Work to complete: Restate the data below word for word. Skip any images it contains.

(Stored data entries)

BEGIN

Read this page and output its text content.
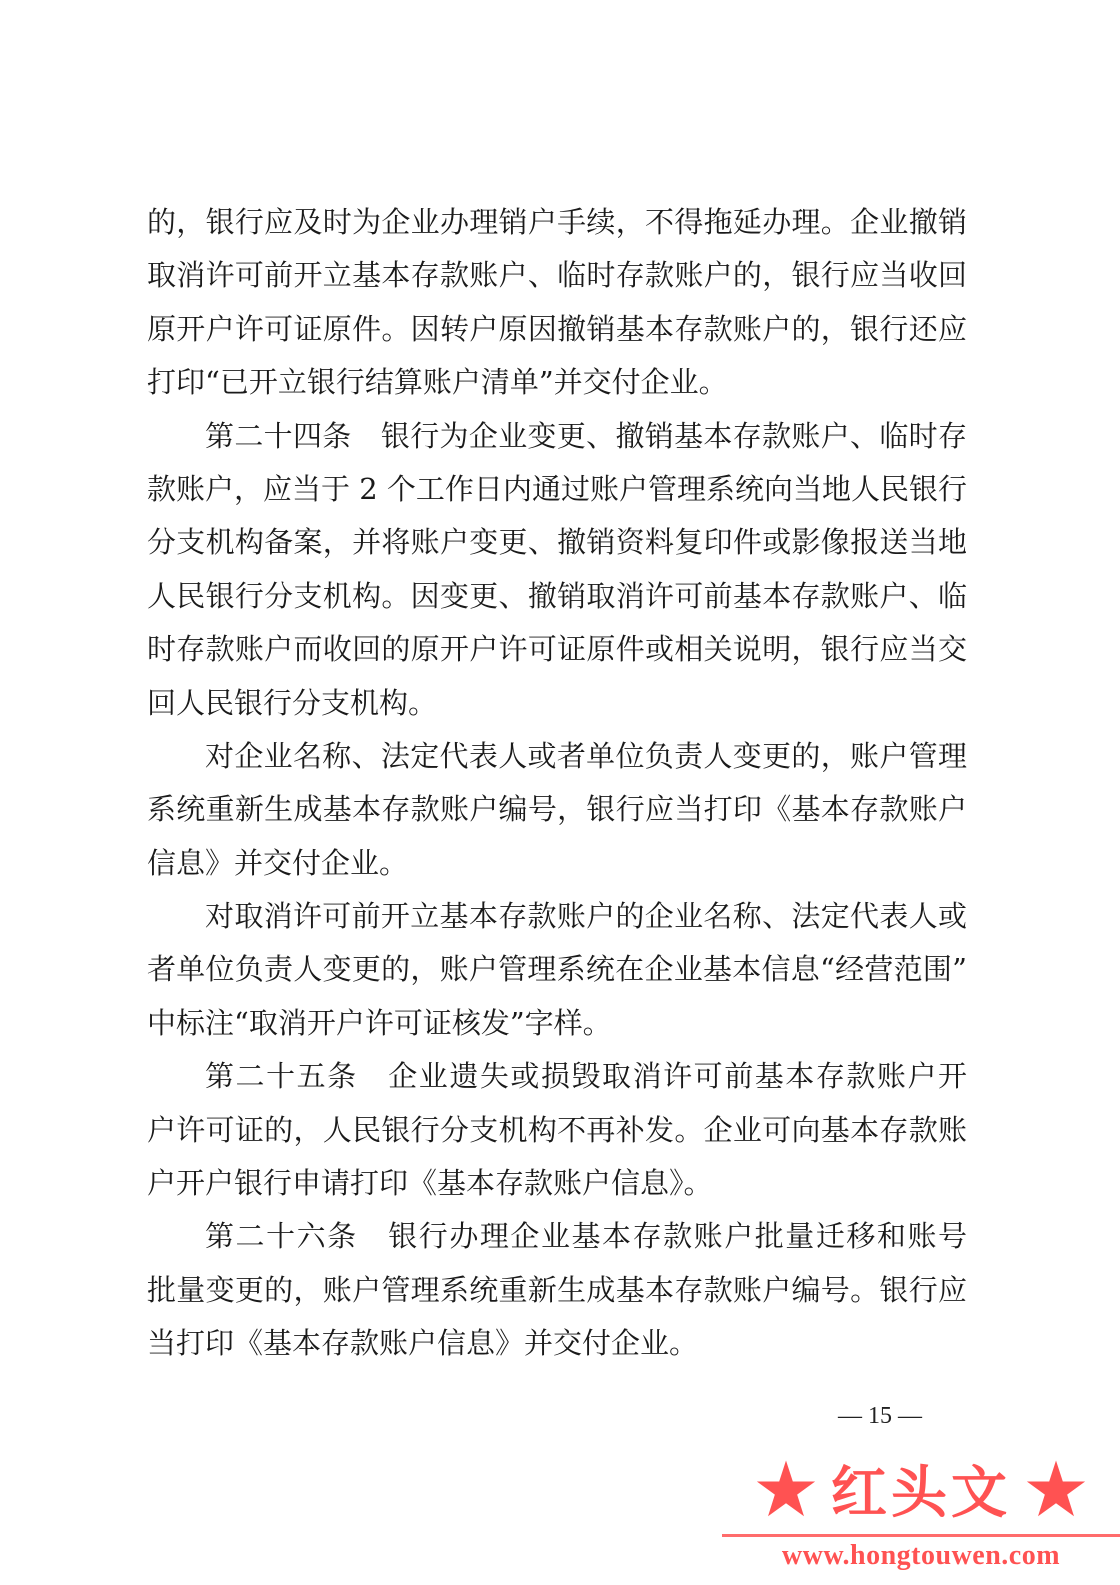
的，银行应及时为企业办理销户手续，不得拖延办理。企业撤销
取消许可前开立基本存款账户、临时存款账户的，银行应当收回
原开户许可证原件。因转户原因撤销基本存款账户的，银行还应
打印“已开立银行结算账户清单”并交付企业。
第二十四条　银行为企业变更、撤销基本存款账户、临时存
款账户，应当于 2 个工作日内通过账户管理系统向当地人民银行
分支机构备案，并将账户变更、撤销资料复印件或影像报送当地
人民银行分支机构。因变更、撤销取消许可前基本存款账户、临
时存款账户而收回的原开户许可证原件或相关说明，银行应当交
回人民银行分支机构。
对企业名称、法定代表人或者单位负责人变更的，账户管理
系统重新生成基本存款账户编号，银行应当打印《基本存款账户
信息》并交付企业。
对取消许可前开立基本存款账户的企业名称、法定代表人或
者单位负责人变更的，账户管理系统在企业基本信息“经营范围”
中标注“取消开户许可证核发”字样。
第二十五条　企业遗失或损毁取消许可前基本存款账户开
户许可证的，人民银行分支机构不再补发。企业可向基本存款账
户开户银行申请打印《基本存款账户信息》。
第二十六条　银行办理企业基本存款账户批量迁移和账号
批量变更的，账户管理系统重新生成基本存款账户编号。银行应
当打印《基本存款账户信息》并交付企业。
— 15 —
红头文
www.hongtouwen.com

END

Result:
Read this page and output its text content.
的，银行应及时为企业办理销户手续，不得拖延办理。企业撤销
取消许可前开立基本存款账户、临时存款账户的，银行应当收回
原开户许可证原件。因转户原因撤销基本存款账户的，银行还应
打印“已开立银行结算账户清单”并交付企业。
第二十四条　银行为企业变更、撤销基本存款账户、临时存
款账户，应当于 2 个工作日内通过账户管理系统向当地人民银行
分支机构备案，并将账户变更、撤销资料复印件或影像报送当地
人民银行分支机构。因变更、撤销取消许可前基本存款账户、临
时存款账户而收回的原开户许可证原件或相关说明，银行应当交
回人民银行分支机构。
对企业名称、法定代表人或者单位负责人变更的，账户管理
系统重新生成基本存款账户编号，银行应当打印《基本存款账户
信息》并交付企业。
对取消许可前开立基本存款账户的企业名称、法定代表人或
者单位负责人变更的，账户管理系统在企业基本信息“经营范围”
中标注“取消开户许可证核发”字样。
第二十五条　企业遗失或损毁取消许可前基本存款账户开
户许可证的，人民银行分支机构不再补发。企业可向基本存款账
户开户银行申请打印《基本存款账户信息》。
第二十六条　银行办理企业基本存款账户批量迁移和账号
批量变更的，账户管理系统重新生成基本存款账户编号。银行应
当打印《基本存款账户信息》并交付企业。
— 15 —
红头文
www.hongtouwen.com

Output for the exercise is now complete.